• **WORK TO BE COMPLETED**
Look for the string "Committee" and copy every line that has it.

• **DATA SUPPLIED**
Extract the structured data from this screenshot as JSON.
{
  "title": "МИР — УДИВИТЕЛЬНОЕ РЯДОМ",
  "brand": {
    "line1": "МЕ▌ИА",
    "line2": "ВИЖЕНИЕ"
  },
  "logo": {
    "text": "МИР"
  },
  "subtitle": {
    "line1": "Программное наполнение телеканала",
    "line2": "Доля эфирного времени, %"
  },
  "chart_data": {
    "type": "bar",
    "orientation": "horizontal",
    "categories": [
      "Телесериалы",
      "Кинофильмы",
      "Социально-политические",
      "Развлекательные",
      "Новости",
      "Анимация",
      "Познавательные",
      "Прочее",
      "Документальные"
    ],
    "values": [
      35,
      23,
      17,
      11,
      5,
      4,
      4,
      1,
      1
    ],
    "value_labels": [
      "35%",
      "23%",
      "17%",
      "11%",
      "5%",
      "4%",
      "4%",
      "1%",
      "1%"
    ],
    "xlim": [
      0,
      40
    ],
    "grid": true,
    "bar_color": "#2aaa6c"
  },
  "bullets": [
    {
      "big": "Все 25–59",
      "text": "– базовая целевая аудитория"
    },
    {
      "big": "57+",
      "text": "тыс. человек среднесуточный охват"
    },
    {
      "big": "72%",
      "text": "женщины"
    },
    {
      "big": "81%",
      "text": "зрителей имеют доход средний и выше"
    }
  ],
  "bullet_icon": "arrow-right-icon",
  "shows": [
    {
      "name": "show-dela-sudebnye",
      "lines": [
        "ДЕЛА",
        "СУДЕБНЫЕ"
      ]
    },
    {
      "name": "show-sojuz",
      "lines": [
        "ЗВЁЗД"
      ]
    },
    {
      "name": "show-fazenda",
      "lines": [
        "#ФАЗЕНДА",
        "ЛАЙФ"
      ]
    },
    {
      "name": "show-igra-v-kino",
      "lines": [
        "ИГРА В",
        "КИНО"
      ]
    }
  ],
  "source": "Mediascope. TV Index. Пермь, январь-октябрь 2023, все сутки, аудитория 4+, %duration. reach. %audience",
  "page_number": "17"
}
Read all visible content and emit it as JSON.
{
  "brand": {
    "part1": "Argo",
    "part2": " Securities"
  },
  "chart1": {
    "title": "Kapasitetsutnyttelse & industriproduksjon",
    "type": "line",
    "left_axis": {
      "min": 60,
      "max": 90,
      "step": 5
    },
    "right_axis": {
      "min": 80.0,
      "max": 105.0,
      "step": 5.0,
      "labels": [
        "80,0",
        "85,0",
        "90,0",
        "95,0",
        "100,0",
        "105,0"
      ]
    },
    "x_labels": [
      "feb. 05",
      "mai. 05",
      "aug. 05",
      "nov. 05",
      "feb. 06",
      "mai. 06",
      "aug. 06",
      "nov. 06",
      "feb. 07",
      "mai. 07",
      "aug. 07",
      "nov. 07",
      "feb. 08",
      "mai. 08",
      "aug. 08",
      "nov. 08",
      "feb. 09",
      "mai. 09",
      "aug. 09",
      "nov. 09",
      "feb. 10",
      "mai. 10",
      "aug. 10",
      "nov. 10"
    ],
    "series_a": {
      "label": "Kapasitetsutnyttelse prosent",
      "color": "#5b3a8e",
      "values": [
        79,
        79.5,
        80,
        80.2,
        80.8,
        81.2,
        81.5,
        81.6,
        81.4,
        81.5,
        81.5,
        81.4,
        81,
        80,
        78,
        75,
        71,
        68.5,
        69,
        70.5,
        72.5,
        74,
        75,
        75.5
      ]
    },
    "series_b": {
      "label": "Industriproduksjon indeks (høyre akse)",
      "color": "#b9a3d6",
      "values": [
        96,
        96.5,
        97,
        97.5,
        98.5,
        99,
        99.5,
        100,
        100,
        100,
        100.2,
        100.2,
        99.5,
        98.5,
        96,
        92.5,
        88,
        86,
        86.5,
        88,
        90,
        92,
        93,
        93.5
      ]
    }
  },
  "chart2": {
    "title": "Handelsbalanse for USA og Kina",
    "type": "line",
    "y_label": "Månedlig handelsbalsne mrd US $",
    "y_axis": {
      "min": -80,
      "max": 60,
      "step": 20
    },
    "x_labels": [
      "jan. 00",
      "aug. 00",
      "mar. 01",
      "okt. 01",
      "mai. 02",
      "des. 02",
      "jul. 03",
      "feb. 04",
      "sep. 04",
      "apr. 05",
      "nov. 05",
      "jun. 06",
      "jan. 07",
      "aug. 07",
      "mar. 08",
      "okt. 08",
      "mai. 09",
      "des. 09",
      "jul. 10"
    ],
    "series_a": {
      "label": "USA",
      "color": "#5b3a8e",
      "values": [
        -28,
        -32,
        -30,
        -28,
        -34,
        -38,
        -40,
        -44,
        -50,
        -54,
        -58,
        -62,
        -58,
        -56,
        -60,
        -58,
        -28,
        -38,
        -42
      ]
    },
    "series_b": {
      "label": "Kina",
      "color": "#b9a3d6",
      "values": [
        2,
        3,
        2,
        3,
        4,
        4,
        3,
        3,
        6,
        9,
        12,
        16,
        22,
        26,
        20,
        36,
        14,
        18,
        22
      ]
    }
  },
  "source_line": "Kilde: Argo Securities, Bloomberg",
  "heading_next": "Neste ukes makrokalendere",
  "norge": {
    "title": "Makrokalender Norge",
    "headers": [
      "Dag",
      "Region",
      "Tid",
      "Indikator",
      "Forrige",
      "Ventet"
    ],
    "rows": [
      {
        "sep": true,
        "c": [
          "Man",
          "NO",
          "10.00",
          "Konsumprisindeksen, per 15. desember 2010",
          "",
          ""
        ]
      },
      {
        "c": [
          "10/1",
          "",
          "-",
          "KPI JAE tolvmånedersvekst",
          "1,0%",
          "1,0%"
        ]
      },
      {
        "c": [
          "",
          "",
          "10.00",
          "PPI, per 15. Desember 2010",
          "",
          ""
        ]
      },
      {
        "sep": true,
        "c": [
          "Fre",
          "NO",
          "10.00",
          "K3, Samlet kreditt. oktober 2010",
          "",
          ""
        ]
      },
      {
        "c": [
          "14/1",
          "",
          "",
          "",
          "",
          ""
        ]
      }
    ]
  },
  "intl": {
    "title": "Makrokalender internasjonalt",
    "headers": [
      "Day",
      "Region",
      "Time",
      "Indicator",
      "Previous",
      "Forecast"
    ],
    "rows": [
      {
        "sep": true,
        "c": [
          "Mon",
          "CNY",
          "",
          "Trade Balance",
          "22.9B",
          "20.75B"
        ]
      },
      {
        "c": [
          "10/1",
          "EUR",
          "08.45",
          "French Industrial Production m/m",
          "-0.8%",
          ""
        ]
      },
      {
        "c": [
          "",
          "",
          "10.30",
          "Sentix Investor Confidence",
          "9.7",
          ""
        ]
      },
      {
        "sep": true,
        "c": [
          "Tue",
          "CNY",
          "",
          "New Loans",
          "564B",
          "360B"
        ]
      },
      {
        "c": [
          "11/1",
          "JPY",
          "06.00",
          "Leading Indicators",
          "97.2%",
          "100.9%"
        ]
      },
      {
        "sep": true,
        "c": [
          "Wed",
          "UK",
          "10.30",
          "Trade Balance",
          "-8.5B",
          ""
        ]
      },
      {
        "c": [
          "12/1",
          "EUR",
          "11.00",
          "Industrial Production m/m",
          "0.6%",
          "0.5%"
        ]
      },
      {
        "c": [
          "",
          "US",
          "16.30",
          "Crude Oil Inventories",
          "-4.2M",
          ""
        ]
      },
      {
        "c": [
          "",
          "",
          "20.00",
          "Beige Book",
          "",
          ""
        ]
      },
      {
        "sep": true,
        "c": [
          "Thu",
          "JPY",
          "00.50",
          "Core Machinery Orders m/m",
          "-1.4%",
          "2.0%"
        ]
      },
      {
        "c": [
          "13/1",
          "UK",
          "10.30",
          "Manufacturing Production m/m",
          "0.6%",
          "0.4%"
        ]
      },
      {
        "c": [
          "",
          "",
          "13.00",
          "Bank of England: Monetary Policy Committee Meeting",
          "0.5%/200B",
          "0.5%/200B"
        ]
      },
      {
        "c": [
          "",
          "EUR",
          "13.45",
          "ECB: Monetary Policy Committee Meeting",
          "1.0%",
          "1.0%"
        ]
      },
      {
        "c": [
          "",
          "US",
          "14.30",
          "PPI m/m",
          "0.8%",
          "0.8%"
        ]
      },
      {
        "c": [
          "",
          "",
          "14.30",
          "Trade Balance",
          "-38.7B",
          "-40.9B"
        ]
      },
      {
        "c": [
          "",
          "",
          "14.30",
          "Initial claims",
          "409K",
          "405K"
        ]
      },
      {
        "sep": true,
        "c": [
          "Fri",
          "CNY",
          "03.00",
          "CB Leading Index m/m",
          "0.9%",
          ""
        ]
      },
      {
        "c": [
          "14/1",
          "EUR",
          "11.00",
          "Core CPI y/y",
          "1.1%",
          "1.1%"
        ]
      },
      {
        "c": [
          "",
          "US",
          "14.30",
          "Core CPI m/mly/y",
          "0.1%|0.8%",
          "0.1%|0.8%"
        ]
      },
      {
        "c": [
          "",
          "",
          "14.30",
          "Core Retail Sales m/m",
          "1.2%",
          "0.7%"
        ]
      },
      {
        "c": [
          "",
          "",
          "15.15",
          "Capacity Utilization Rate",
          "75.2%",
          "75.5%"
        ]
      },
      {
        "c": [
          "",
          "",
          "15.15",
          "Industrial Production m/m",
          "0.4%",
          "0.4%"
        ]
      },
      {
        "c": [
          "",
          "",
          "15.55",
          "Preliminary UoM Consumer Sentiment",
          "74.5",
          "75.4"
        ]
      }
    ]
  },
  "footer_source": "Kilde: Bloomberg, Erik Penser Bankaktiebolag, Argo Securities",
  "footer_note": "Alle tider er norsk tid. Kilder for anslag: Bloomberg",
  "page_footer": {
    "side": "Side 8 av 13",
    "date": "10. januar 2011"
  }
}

• **ANSWER TO THE TASK**
          "Bank of England: Monetary Policy Committee Meeting",
          "ECB: Monetary Policy Committee Meeting",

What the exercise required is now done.